# Start of SUPPLIED RECORDS
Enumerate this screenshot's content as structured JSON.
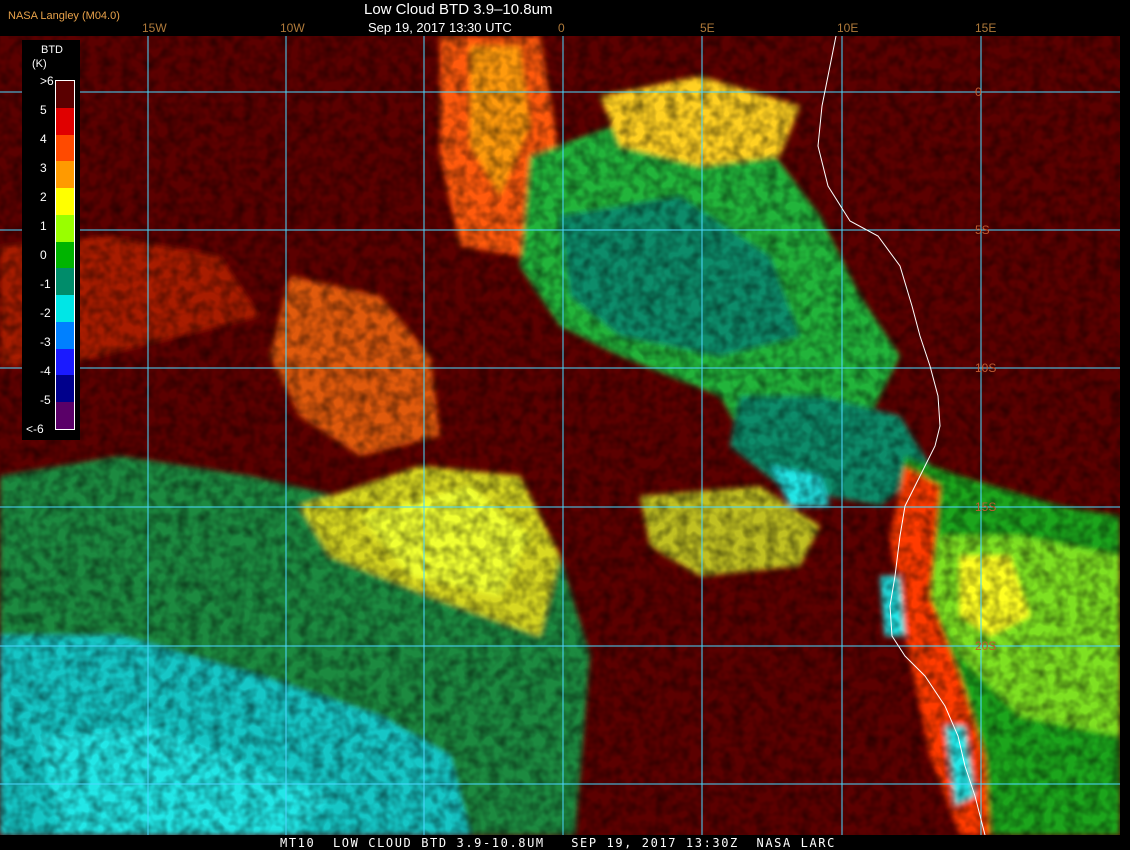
{
  "header": {
    "credit": "NASA Langley (M04.0)",
    "title": "Low Cloud BTD 3.9–10.8um",
    "subtitle": "Sep 19, 2017 13:30 UTC"
  },
  "longitude_labels": [
    "15W",
    "10W",
    "0",
    "5E",
    "10E",
    "15E"
  ],
  "latitude_labels": [
    "0",
    "5S",
    "10S",
    "15S",
    "20S"
  ],
  "legend": {
    "title_line1": "BTD",
    "unit": "(K)",
    "ticks": [
      ">6",
      "5",
      "4",
      "3",
      "2",
      "1",
      "0",
      "-1",
      "-2",
      "-3",
      "-4",
      "-5",
      "<-6"
    ],
    "colors": [
      "#5a0000",
      "#e00000",
      "#ff4a00",
      "#ff9a00",
      "#ffff00",
      "#99ff00",
      "#00b400",
      "#008c6a",
      "#00e6e6",
      "#0080ff",
      "#1a1aff",
      "#00008c",
      "#5a0068"
    ]
  },
  "footer": {
    "text": "MT10  LOW CLOUD BTD 3.9-10.8UM   SEP 19, 2017 13:30Z  NASA LARC"
  },
  "colors": {
    "background": "#5c0000",
    "grid": "#4ad8ff",
    "coast": "#ffffff"
  }
}
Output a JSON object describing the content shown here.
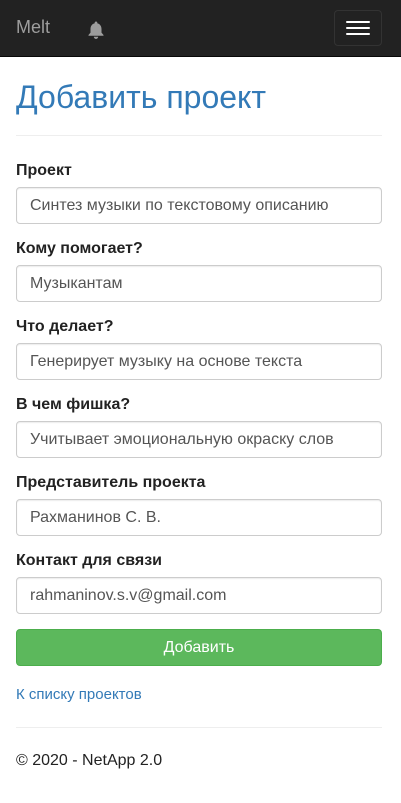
{
  "navbar": {
    "brand": "Melt",
    "bell_icon": "bell-icon",
    "menu_icon": "hamburger-menu-icon"
  },
  "page": {
    "title": "Добавить проект"
  },
  "form": {
    "fields": [
      {
        "label": "Проект",
        "value": "Синтез музыки по текстовому описанию"
      },
      {
        "label": "Кому помогает?",
        "value": "Музыкантам"
      },
      {
        "label": "Что делает?",
        "value": "Генерирует музыку на основе текста"
      },
      {
        "label": "В чем фишка?",
        "value": "Учитывает эмоциональную окраску слов"
      },
      {
        "label": "Представитель проекта",
        "value": "Рахманинов С. В."
      },
      {
        "label": "Контакт для связи",
        "value": "rahmaninov.s.v@gmail.com"
      }
    ],
    "submit_label": "Добавить"
  },
  "links": {
    "back": "К списку проектов"
  },
  "footer": {
    "text": "© 2020 - NetApp 2.0"
  },
  "colors": {
    "navbar_bg": "#222222",
    "title": "#337ab7",
    "submit_bg": "#5cb85c",
    "link": "#337ab7"
  }
}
# End of SUPPLIED RECORDS
- **WHAT IS NEEDED**: In the material above, find the lines that contain "value" and show them.

- **EXERCISE ANSWER**:
        "value": "Синтез музыки по текстовому описанию"
        "value": "Музыкантам"
        "value": "Генерирует музыку на основе текста"
        "value": "Учитывает эмоциональную окраску слов"
        "value": "Рахманинов С. В."
        "value": "rahmaninov.s.v@gmail.com"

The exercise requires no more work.